Collected data entries
/---

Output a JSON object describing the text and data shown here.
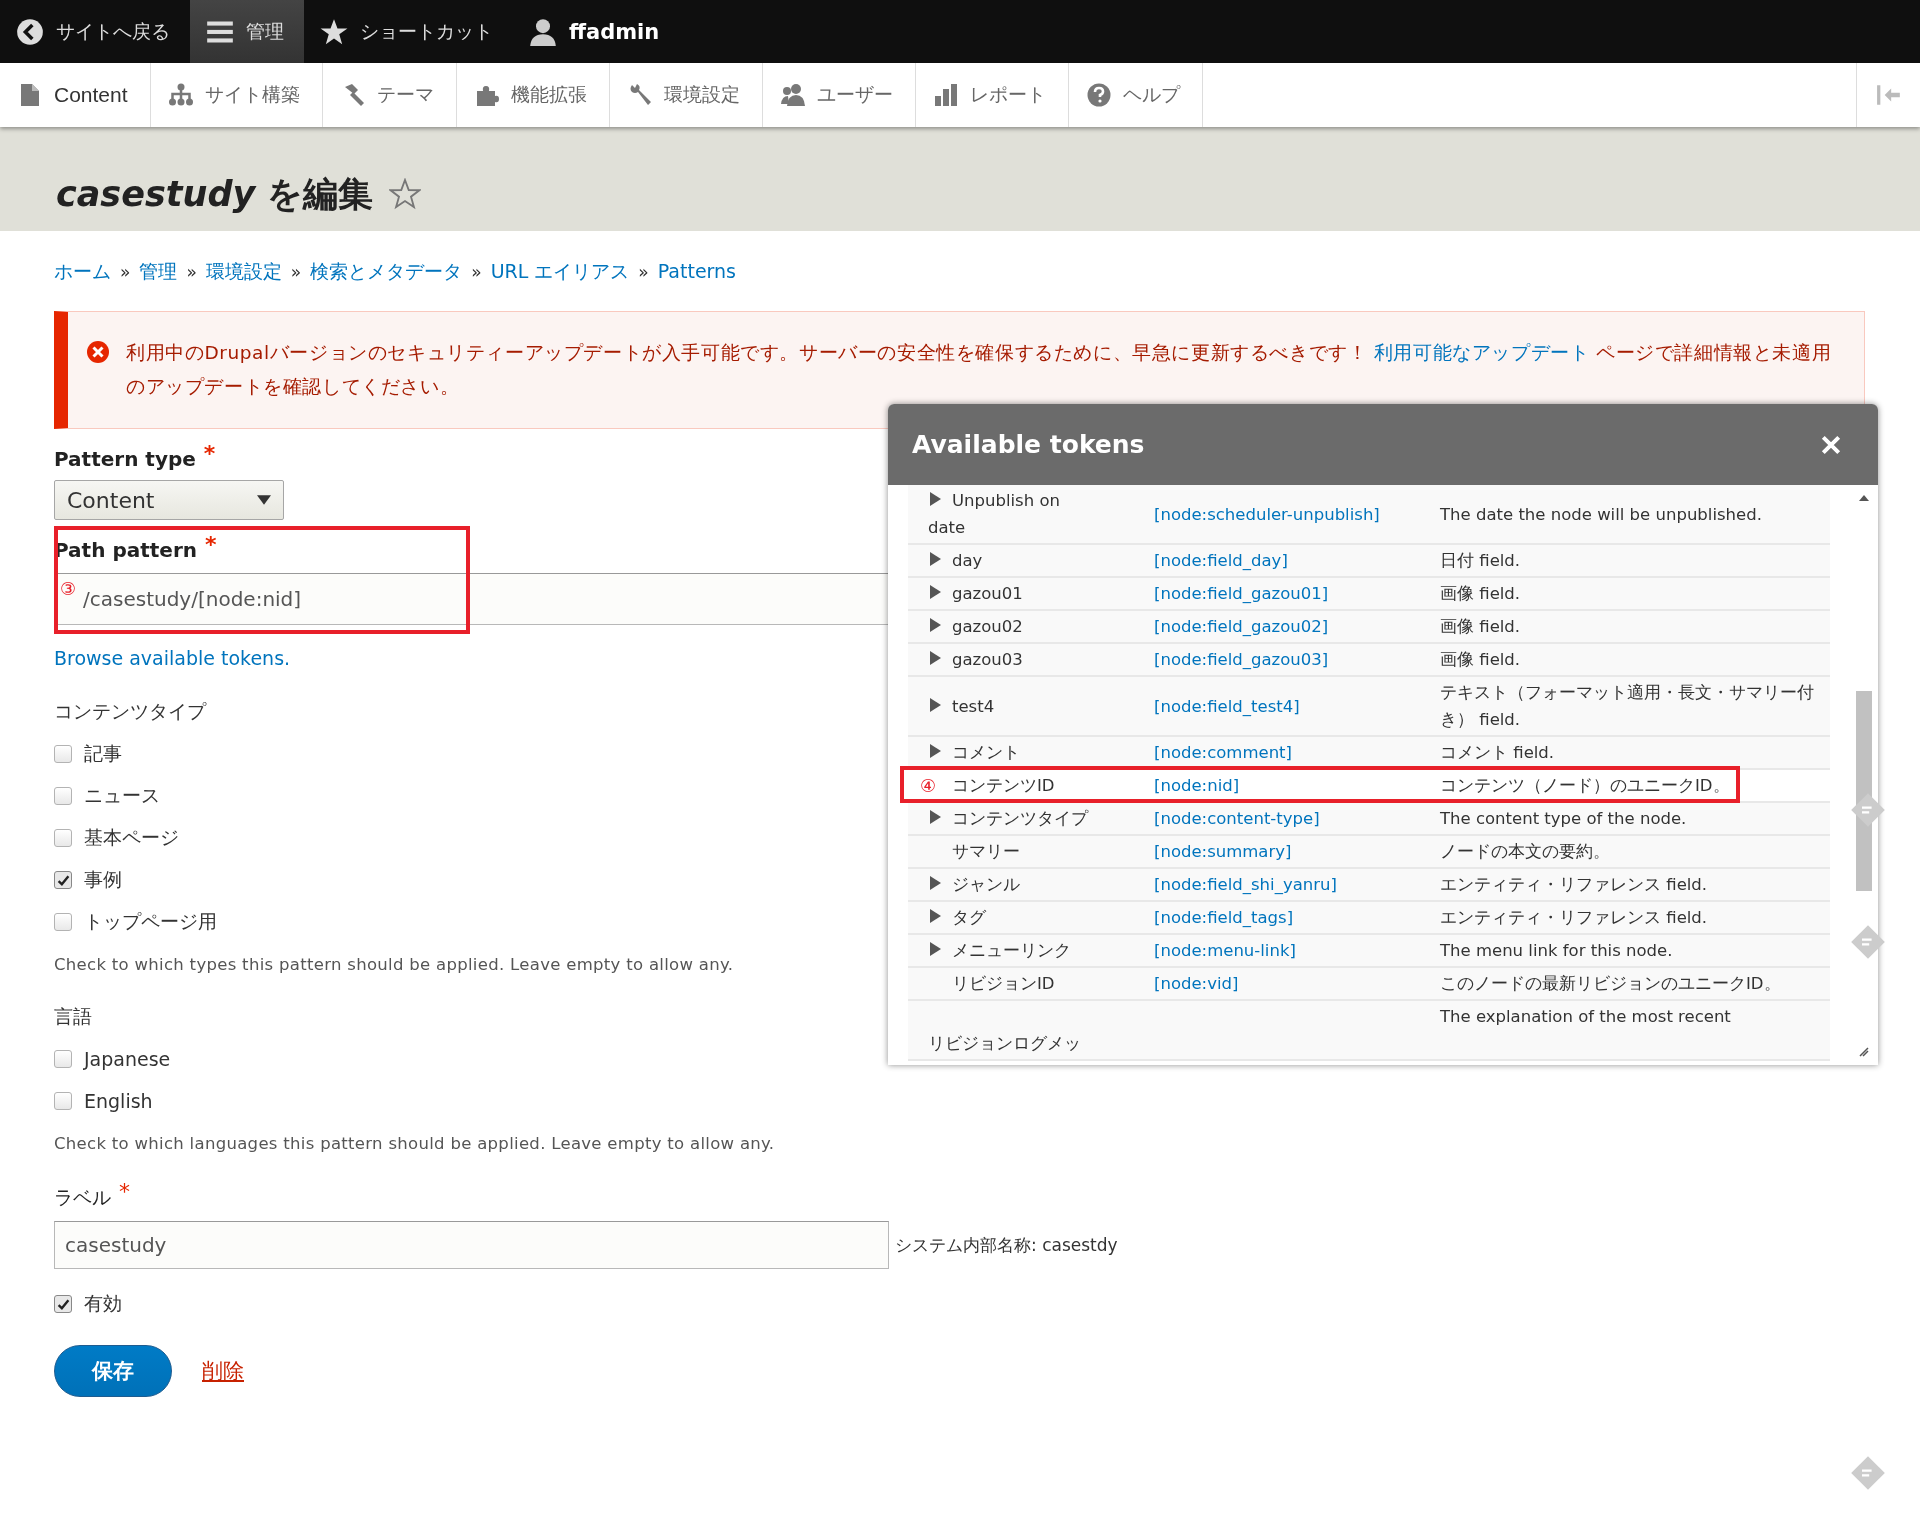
{
  "toolbar": {
    "items": [
      {
        "kind": "back",
        "label": "サイトへ戻る",
        "selected": false
      },
      {
        "kind": "menu",
        "label": "管理",
        "selected": true
      },
      {
        "kind": "star",
        "label": "ショートカット",
        "selected": false
      },
      {
        "kind": "user",
        "label": "ffadmin",
        "selected": false
      }
    ]
  },
  "tray": {
    "items": [
      {
        "kind": "file",
        "label": "Content"
      },
      {
        "kind": "sitemap",
        "label": "サイト構築"
      },
      {
        "kind": "brush",
        "label": "テーマ"
      },
      {
        "kind": "puzzle",
        "label": "機能拡張"
      },
      {
        "kind": "wrench",
        "label": "環境設定"
      },
      {
        "kind": "people",
        "label": "ユーザー"
      },
      {
        "kind": "chart",
        "label": "レポート"
      },
      {
        "kind": "help",
        "label": "ヘルプ"
      }
    ]
  },
  "page_title": "*casestudy* を編集",
  "breadcrumb": {
    "separator": "»",
    "items": [
      "ホーム",
      "管理",
      "環境設定",
      "検索とメタデータ",
      "URL エイリアス",
      "Patterns"
    ]
  },
  "alert": {
    "text_before": "利用中のDrupalバージョンのセキュリティーアップデートが入手可能です。サーバーの安全性を確保するために、早急に更新するべきです！ ",
    "link": "利用可能なアップデート",
    "text_after": " ページで詳細情報と未適用のアップデートを確認してください。"
  },
  "form": {
    "pattern_type": {
      "label": "Pattern type",
      "required_mark": "*",
      "value": "Content"
    },
    "path_pattern": {
      "label": "Path pattern",
      "required_mark": "*",
      "value": "/casestudy/[node:nid]",
      "annotation": "③"
    },
    "browse_link": "Browse available tokens.",
    "content_types": {
      "label": "コンテンツタイプ",
      "options": [
        {
          "label": "記事",
          "checked": false
        },
        {
          "label": "ニュース",
          "checked": false
        },
        {
          "label": "基本ページ",
          "checked": false
        },
        {
          "label": "事例",
          "checked": true
        },
        {
          "label": "トップページ用",
          "checked": false
        }
      ],
      "description": "Check to which types this pattern should be applied. Leave empty to allow any."
    },
    "languages": {
      "label": "言語",
      "options": [
        {
          "label": "Japanese",
          "checked": false
        },
        {
          "label": "English",
          "checked": false
        }
      ],
      "description": "Check to which languages this pattern should be applied. Leave empty to allow any."
    },
    "label_field": {
      "label": "ラベル",
      "required_mark": "*",
      "value": "casestudy",
      "machine_name": "システム内部名称: casestdy"
    },
    "enabled": {
      "label": "有効",
      "checked": true
    },
    "save_button": "保存",
    "delete_link": "削除"
  },
  "modal": {
    "title": "Available tokens",
    "rows": [
      {
        "name": "Unpublish on date",
        "expandable": true,
        "token": "[node:scheduler-unpublish]",
        "description": "The date the node will be unpublished."
      },
      {
        "name": "day",
        "expandable": true,
        "token": "[node:field_day]",
        "description": "日付 field."
      },
      {
        "name": "gazou01",
        "expandable": true,
        "token": "[node:field_gazou01]",
        "description": "画像 field."
      },
      {
        "name": "gazou02",
        "expandable": true,
        "token": "[node:field_gazou02]",
        "description": "画像 field."
      },
      {
        "name": "gazou03",
        "expandable": true,
        "token": "[node:field_gazou03]",
        "description": "画像 field."
      },
      {
        "name": "test4",
        "expandable": true,
        "token": "[node:field_test4]",
        "description": "テキスト（フォーマット適用・長文・サマリー付き） field."
      },
      {
        "name": "コメント",
        "expandable": true,
        "token": "[node:comment]",
        "description": "コメント field."
      },
      {
        "name": "コンテンツID",
        "expandable": false,
        "token": "[node:nid]",
        "description": "コンテンツ（ノード）のユニークID。",
        "annotation": "④"
      },
      {
        "name": "コンテンツタイプ",
        "expandable": true,
        "token": "[node:content-type]",
        "description": "The content type of the node."
      },
      {
        "name": "サマリー",
        "expandable": false,
        "token": "[node:summary]",
        "description": "ノードの本文の要約。"
      },
      {
        "name": "ジャンル",
        "expandable": true,
        "token": "[node:field_shi_yanru]",
        "description": "エンティティ・リファレンス field."
      },
      {
        "name": "タグ",
        "expandable": true,
        "token": "[node:field_tags]",
        "description": "エンティティ・リファレンス field."
      },
      {
        "name": "メニューリンク",
        "expandable": true,
        "token": "[node:menu-link]",
        "description": "The menu link for this node."
      },
      {
        "name": "リビジョンID",
        "expandable": false,
        "token": "[node:vid]",
        "description": "このノードの最新リビジョンのユニークID。"
      },
      {
        "name": "リビジョンログメッ",
        "expandable": false,
        "description": "The explanation of the most recent"
      }
    ]
  }
}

\---

• **REQUIREMENTS**: Every line of the records that includes the word "Leave" should be gathered.

• **RESULT**:
      "description": "Check to which types this pattern should be applied. Leave empty to allow any."
      "description": "Check to which languages this pattern should be applied. Leave empty to allow any."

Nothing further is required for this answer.